▼

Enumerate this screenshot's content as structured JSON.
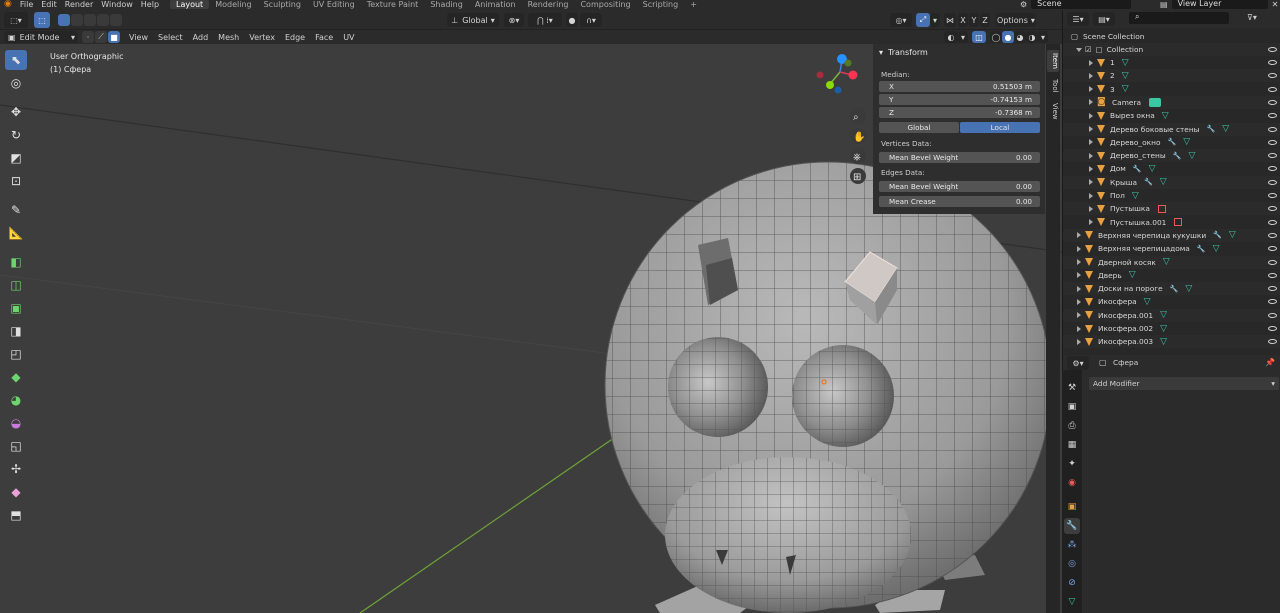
{
  "topbar": {
    "menus": [
      "File",
      "Edit",
      "Render",
      "Window",
      "Help"
    ],
    "workspaces": [
      "Layout",
      "Modeling",
      "Sculpting",
      "UV Editing",
      "Texture Paint",
      "Shading",
      "Animation",
      "Rendering",
      "Compositing",
      "Scripting"
    ],
    "active_workspace": "Layout",
    "add_workspace": "+",
    "scene_label": "Scene",
    "view_layer_label": "View Layer"
  },
  "header": {
    "transform_orientation": "Global",
    "options_label": "Options",
    "axes": [
      "X",
      "Y",
      "Z"
    ]
  },
  "editbar": {
    "mode": "Edit Mode",
    "menus": [
      "View",
      "Select",
      "Add",
      "Mesh",
      "Vertex",
      "Edge",
      "Face",
      "UV"
    ]
  },
  "viewport": {
    "view_name": "User Orthographic",
    "object_name": "(1) Сфера",
    "accent_colors": {
      "x_axis": "#ff3352",
      "y_axis": "#8bdc00",
      "z_axis": "#2890ff",
      "selection": "#4772b3"
    }
  },
  "npanel": {
    "section": "Transform",
    "median_label": "Median:",
    "coords": [
      {
        "axis": "X",
        "value": "0.51503 m"
      },
      {
        "axis": "Y",
        "value": "-0.74153 m"
      },
      {
        "axis": "Z",
        "value": "-0.7368 m"
      }
    ],
    "space_global": "Global",
    "space_local": "Local",
    "vertices_label": "Vertices Data:",
    "vert_bevel_label": "Mean Bevel Weight",
    "vert_bevel_value": "0.00",
    "edges_label": "Edges Data:",
    "edge_bevel_label": "Mean Bevel Weight",
    "edge_bevel_value": "0.00",
    "crease_label": "Mean Crease",
    "crease_value": "0.00",
    "tabs": [
      "Item",
      "Tool",
      "View"
    ]
  },
  "outliner": {
    "search_placeholder": "",
    "root": "Scene Collection",
    "collection": "Collection",
    "items": [
      {
        "name": "1",
        "indent": 2,
        "extra": "v"
      },
      {
        "name": "2",
        "indent": 2,
        "extra": "v"
      },
      {
        "name": "3",
        "indent": 2,
        "extra": "v"
      },
      {
        "name": "Camera",
        "indent": 2,
        "extra": "cam",
        "type": "camera"
      },
      {
        "name": "Вырез окна",
        "indent": 2,
        "extra": "v"
      },
      {
        "name": "Дерево боковые стены",
        "indent": 2,
        "extra": "mv"
      },
      {
        "name": "Дерево_окно",
        "indent": 2,
        "extra": "mv"
      },
      {
        "name": "Дерево_стены",
        "indent": 2,
        "extra": "mv"
      },
      {
        "name": "Дом",
        "indent": 2,
        "extra": "mv"
      },
      {
        "name": "Крыша",
        "indent": 2,
        "extra": "mv"
      },
      {
        "name": "Пол",
        "indent": 2,
        "extra": "v"
      },
      {
        "name": "Пустышка",
        "indent": 2,
        "extra": "e",
        "type": "empty"
      },
      {
        "name": "Пустышка.001",
        "indent": 2,
        "extra": "e",
        "type": "empty"
      },
      {
        "name": "Верхняя черепица кукушки",
        "indent": 1,
        "extra": "mv"
      },
      {
        "name": "Верхняя черепицадома",
        "indent": 1,
        "extra": "mv"
      },
      {
        "name": "Дверной косяк",
        "indent": 1,
        "extra": "v"
      },
      {
        "name": "Дверь",
        "indent": 1,
        "extra": "v"
      },
      {
        "name": "Доски на пороге",
        "indent": 1,
        "extra": "mv"
      },
      {
        "name": "Икосфера",
        "indent": 1,
        "extra": "v"
      },
      {
        "name": "Икосфера.001",
        "indent": 1,
        "extra": "v"
      },
      {
        "name": "Икосфера.002",
        "indent": 1,
        "extra": "v"
      },
      {
        "name": "Икосфера.003",
        "indent": 1,
        "extra": "v"
      }
    ]
  },
  "properties": {
    "object_name": "Сфера",
    "add_modifier": "Add Modifier"
  }
}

▲

— TASK PROMPT —
Which lines hold the word "Верхняя"? Show each one.

— THE ANSWER —
        "name": "Верхняя черепица кукушки",
        "name": "Верхняя черепицадома",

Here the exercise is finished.